What is asked:
Identify the lines that contain the word "label" and copy each one.

Input:
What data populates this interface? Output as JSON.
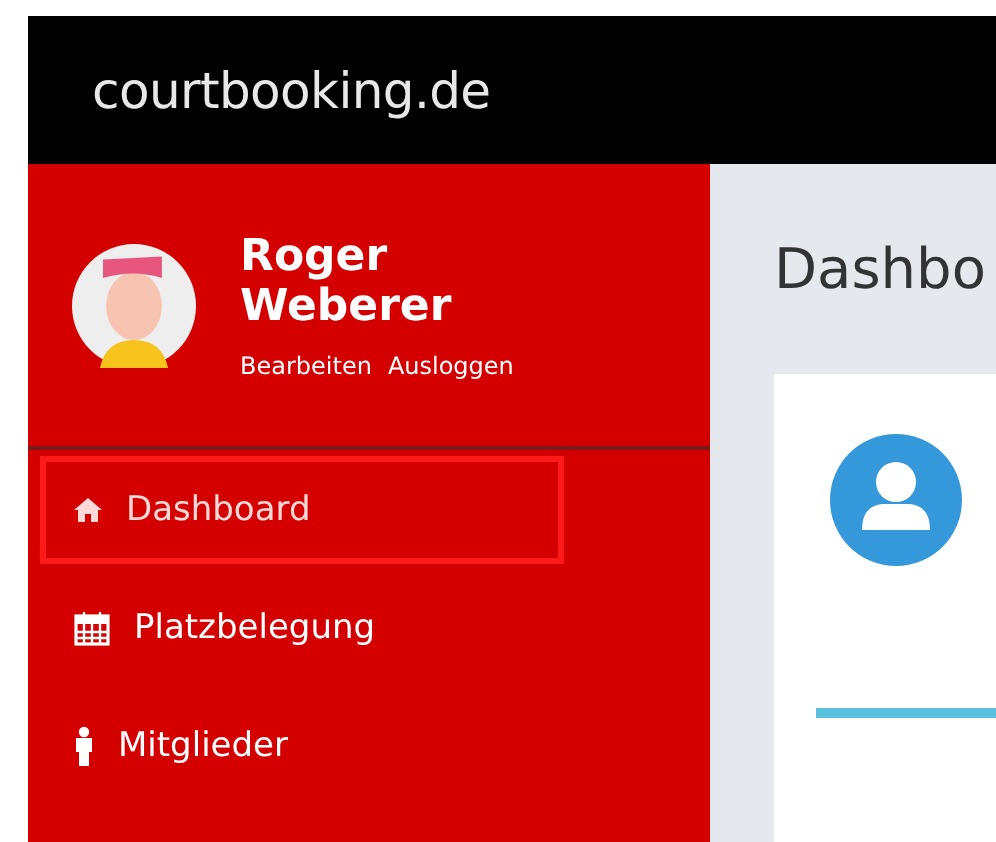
{
  "header": {
    "logo": "courtbooking.de"
  },
  "profile": {
    "name": "Roger Weberer",
    "links": [
      "Bearbeiten",
      "Ausloggen"
    ]
  },
  "sidebar": {
    "items": [
      {
        "label": "Dashboard",
        "selected": true
      },
      {
        "label": "Platzbelegung",
        "selected": false
      },
      {
        "label": "Mitglieder",
        "selected": false
      }
    ]
  },
  "main": {
    "title": "Dashbo"
  }
}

Exercise result:
        "label": "Dashboard",
        "label": "Platzbelegung",
        "label": "Mitglieder",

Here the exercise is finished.